-- Recorded information follows --
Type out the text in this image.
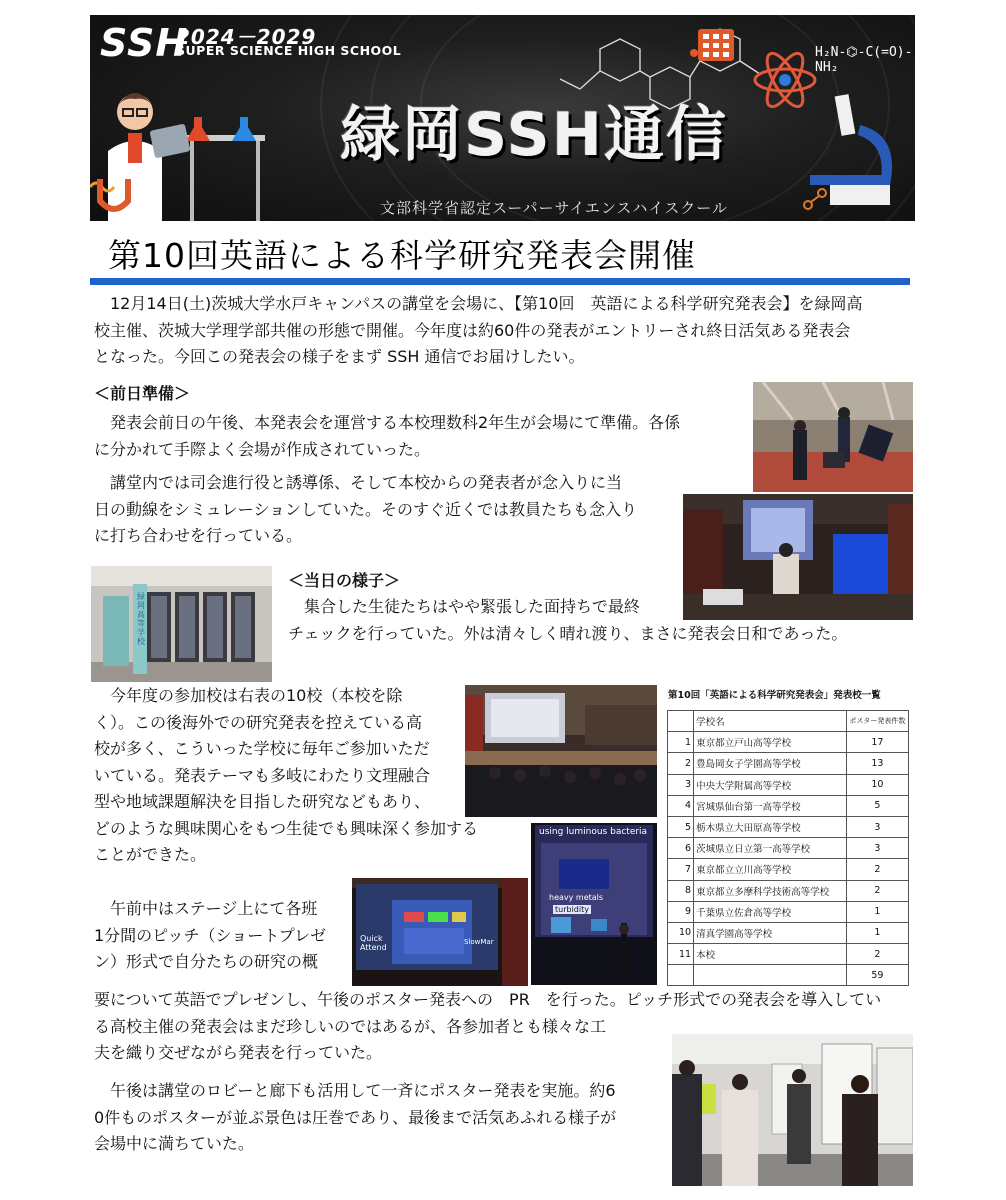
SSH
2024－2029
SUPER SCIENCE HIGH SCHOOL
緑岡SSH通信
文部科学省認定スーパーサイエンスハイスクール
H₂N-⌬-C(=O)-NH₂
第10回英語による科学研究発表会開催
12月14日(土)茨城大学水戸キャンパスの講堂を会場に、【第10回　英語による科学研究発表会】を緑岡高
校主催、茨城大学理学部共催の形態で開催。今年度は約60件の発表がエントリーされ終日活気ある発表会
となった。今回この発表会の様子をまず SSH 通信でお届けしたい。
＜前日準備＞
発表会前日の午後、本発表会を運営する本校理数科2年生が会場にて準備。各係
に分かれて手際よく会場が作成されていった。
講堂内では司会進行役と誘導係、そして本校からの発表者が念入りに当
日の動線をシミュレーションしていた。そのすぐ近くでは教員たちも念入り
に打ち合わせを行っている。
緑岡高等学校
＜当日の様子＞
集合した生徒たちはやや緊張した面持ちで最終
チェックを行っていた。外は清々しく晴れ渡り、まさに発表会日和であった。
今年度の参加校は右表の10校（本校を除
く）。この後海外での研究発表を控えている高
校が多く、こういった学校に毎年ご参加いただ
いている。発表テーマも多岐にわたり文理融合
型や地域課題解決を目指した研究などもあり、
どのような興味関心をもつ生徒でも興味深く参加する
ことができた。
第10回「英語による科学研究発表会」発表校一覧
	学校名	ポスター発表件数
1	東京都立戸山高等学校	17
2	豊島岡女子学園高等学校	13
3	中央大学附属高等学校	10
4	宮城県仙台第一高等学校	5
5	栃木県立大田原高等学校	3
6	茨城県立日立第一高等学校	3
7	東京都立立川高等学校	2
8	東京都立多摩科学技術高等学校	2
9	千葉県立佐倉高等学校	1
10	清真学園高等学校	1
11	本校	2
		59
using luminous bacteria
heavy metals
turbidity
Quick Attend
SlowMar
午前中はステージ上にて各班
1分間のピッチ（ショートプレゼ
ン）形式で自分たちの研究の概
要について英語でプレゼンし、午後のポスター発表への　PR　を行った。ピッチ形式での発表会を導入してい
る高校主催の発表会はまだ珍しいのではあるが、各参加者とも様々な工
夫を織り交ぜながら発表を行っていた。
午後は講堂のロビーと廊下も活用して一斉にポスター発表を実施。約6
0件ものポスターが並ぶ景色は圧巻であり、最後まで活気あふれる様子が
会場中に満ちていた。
-- Recorded information concluded --
■ What the exercise asks:
From the first line to the last, print the records exactly; leave out the pictures.

■ Reply to the exercise:
Type out the text in this image.
SSH
2024－2029
SUPER SCIENCE HIGH SCHOOL
緑岡SSH通信
文部科学省認定スーパーサイエンスハイスクール
H₂N-⌬-C(=O)-NH₂
第10回英語による科学研究発表会開催
12月14日(土)茨城大学水戸キャンパスの講堂を会場に、【第10回　英語による科学研究発表会】を緑岡高
校主催、茨城大学理学部共催の形態で開催。今年度は約60件の発表がエントリーされ終日活気ある発表会
となった。今回この発表会の様子をまず SSH 通信でお届けしたい。
＜前日準備＞
発表会前日の午後、本発表会を運営する本校理数科2年生が会場にて準備。各係
に分かれて手際よく会場が作成されていった。
講堂内では司会進行役と誘導係、そして本校からの発表者が念入りに当
日の動線をシミュレーションしていた。そのすぐ近くでは教員たちも念入り
に打ち合わせを行っている。
緑岡高等学校
＜当日の様子＞
集合した生徒たちはやや緊張した面持ちで最終
チェックを行っていた。外は清々しく晴れ渡り、まさに発表会日和であった。
今年度の参加校は右表の10校（本校を除
く）。この後海外での研究発表を控えている高
校が多く、こういった学校に毎年ご参加いただ
いている。発表テーマも多岐にわたり文理融合
型や地域課題解決を目指した研究などもあり、
どのような興味関心をもつ生徒でも興味深く参加する
ことができた。
第10回「英語による科学研究発表会」発表校一覧
	学校名	ポスター発表件数
1	東京都立戸山高等学校	17
2	豊島岡女子学園高等学校	13
3	中央大学附属高等学校	10
4	宮城県仙台第一高等学校	5
5	栃木県立大田原高等学校	3
6	茨城県立日立第一高等学校	3
7	東京都立立川高等学校	2
8	東京都立多摩科学技術高等学校	2
9	千葉県立佐倉高等学校	1
10	清真学園高等学校	1
11	本校	2
		59
using luminous bacteria
heavy metals
turbidity
Quick Attend
SlowMar
午前中はステージ上にて各班
1分間のピッチ（ショートプレゼ
ン）形式で自分たちの研究の概
要について英語でプレゼンし、午後のポスター発表への　PR　を行った。ピッチ形式での発表会を導入してい
る高校主催の発表会はまだ珍しいのではあるが、各参加者とも様々な工
夫を織り交ぜながら発表を行っていた。
午後は講堂のロビーと廊下も活用して一斉にポスター発表を実施。約6
0件ものポスターが並ぶ景色は圧巻であり、最後まで活気あふれる様子が
会場中に満ちていた。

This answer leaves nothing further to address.